Trecho selecionado:
================
|
A
cobertura para a cabeça é parte da vestimenta masculina.
Seria útil primeiro considerar a origem e significado da veste
humana em geral, antes de discutir a questão de cobrir a cabeça.
Segundo a opinião de muitos cientistas, a vestimenta humana originou-se
por dois motivos: a) como uma proteção contra as condições
climáticas (calor, frio, chuva, etc.), e subseqüentemente
também para b) propósitos decorativos.
Numa investigação mais profunda, no entanto, poderia parecer
que esta opinião "científica" é bastante
questionável. Tendo em vista que o berço da raça
humana foi um lugar onde as condições climáticas
eram ideais, e mesmo assim as roupas eram usadas naqueles dias, o motivo
do clima não parece aceitável.
Segundo a Torá, as roupas têm uma origem bem diferente. Somos
informados pela Torá (Bereshit, cap. 3) que quando os primeiros
seres humanos, Adam e Eva, foram criados, eles não precisaram de
roupas e não "estavam envergonhados". Porém depois
de seu pecado com a Árvore do Conhecimento, "eles souberam
que estavam nus", e prepararam roupas para cobrir o corpo.
================
Tarefas a realizar:
**A.** Segundo o trecho selecionado sobre a vestimenta humana, quais são os dois motivos que muitos cientistas apontam para a origem da roupa?
**B.** Transcreva sem nenhuma alteração as linhas dos registros, do início deles até a linha que contém "fab-glyph (548, 1046, 558, 1049)", incluindo esta.

Dados de anotação de layout
================
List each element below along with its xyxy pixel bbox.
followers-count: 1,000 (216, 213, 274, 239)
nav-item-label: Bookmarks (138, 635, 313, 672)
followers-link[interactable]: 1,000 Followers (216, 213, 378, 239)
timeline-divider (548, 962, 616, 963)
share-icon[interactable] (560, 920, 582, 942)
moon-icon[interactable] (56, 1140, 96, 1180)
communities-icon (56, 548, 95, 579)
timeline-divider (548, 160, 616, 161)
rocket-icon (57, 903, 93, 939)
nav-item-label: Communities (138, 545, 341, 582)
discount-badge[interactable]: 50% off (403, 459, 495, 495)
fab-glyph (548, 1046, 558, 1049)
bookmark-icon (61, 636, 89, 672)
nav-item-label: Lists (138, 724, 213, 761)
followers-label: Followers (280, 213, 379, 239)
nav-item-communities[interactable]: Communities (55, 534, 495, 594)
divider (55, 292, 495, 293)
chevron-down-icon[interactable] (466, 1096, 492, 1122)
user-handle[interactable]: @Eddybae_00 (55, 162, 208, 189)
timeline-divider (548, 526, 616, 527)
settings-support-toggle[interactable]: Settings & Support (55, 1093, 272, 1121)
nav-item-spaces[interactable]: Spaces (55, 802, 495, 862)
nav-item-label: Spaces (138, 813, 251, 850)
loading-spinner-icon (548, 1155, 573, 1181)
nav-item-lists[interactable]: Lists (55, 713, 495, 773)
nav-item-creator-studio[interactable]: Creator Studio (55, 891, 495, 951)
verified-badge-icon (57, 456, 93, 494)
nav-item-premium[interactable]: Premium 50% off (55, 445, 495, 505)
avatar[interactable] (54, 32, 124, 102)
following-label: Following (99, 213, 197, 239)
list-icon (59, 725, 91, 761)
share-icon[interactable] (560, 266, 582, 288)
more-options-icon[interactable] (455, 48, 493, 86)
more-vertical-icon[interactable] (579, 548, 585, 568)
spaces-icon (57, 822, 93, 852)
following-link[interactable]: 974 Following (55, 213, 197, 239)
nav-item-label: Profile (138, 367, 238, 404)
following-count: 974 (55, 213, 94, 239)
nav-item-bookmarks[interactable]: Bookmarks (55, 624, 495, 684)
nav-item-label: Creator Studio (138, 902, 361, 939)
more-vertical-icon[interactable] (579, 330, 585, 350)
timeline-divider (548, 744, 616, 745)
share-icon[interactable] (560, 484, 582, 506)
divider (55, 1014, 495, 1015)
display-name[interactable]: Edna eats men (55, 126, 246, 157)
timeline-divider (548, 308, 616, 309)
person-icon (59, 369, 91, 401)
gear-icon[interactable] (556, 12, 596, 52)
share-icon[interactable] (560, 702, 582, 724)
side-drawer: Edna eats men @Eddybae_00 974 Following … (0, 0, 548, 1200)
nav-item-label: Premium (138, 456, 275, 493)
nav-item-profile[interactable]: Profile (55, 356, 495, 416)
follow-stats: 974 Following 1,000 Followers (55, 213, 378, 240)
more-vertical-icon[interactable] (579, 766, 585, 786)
================
Resultados por tarefa:
**A.** Proteção contra as condições climáticas (calor, frio, chuva etc.) e, depois, propósitos decorativos.

**B.**
List each element below along with its xyxy pixel bbox.
followers-count: 1,000 (216, 213, 274, 239)
nav-item-label: Bookmarks (138, 635, 313, 672)
followers-link[interactable]: 1,000 Followers (216, 213, 378, 239)
timeline-divider (548, 962, 616, 963)
share-icon[interactable] (560, 920, 582, 942)
moon-icon[interactable] (56, 1140, 96, 1180)
communities-icon (56, 548, 95, 579)
timeline-divider (548, 160, 616, 161)
rocket-icon (57, 903, 93, 939)
nav-item-label: Communities (138, 545, 341, 582)
discount-badge[interactable]: 50% off (403, 459, 495, 495)
fab-glyph (548, 1046, 558, 1049)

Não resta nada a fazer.